_What the task asks_
Write out the full listing exactly as given, minus the images.

_Data section_
--------------------------------------------------
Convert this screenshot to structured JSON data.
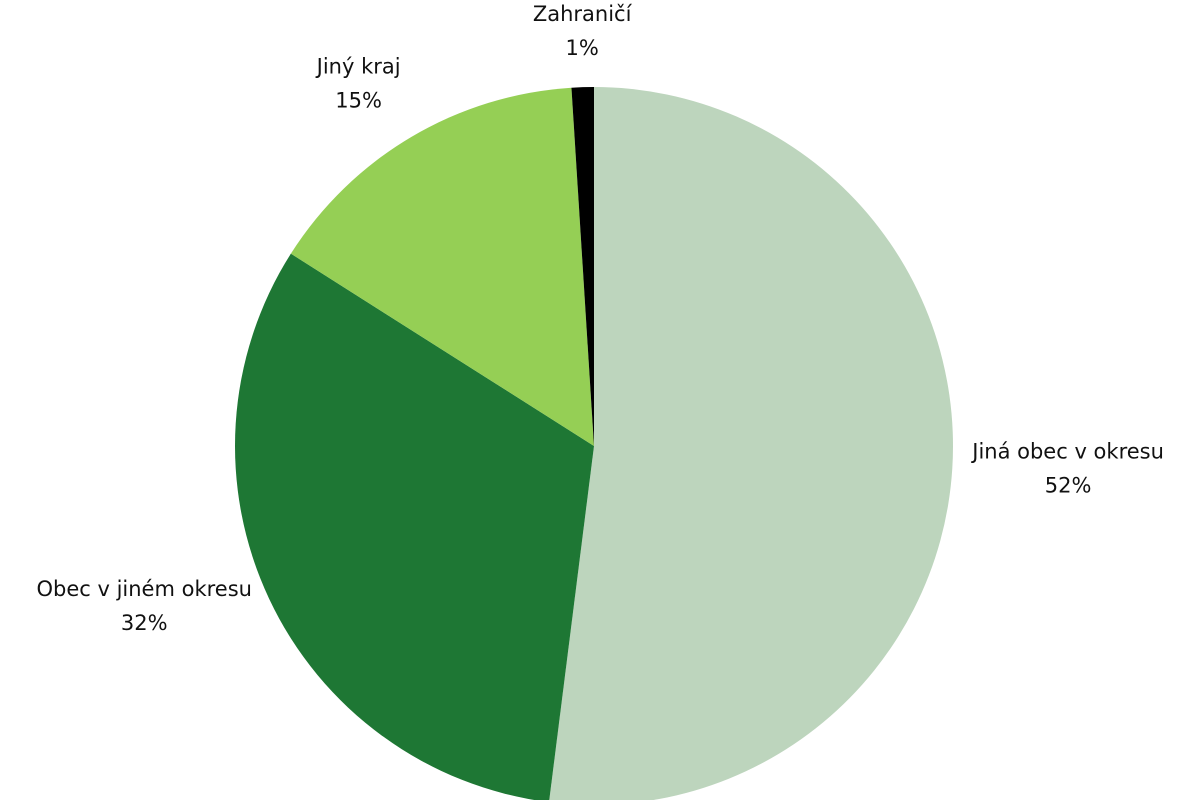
{
  "chart_data": {
    "type": "pie",
    "categories": [
      "Jiná obec v okresu",
      "Obec v jiném okresu",
      "Jiný kraj",
      "Zahraničí"
    ],
    "values": [
      52,
      32,
      15,
      1
    ],
    "value_labels": [
      "52%",
      "32%",
      "15%",
      "1%"
    ],
    "colors": [
      "#bdd5bd",
      "#1e7734",
      "#95cf55",
      "#000000"
    ]
  }
}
--------------------------------------------------
_Output_
Convert this screenshot to structured JSON data.
{
  "chart_data": {
    "type": "pie",
    "categories": [
      "Jiná obec v okresu",
      "Obec v jiném okresu",
      "Jiný kraj",
      "Zahraničí"
    ],
    "values": [
      52,
      32,
      15,
      1
    ],
    "value_labels": [
      "52%",
      "32%",
      "15%",
      "1%"
    ],
    "colors": [
      "#bdd5bd",
      "#1e7734",
      "#95cf55",
      "#000000"
    ]
  }
}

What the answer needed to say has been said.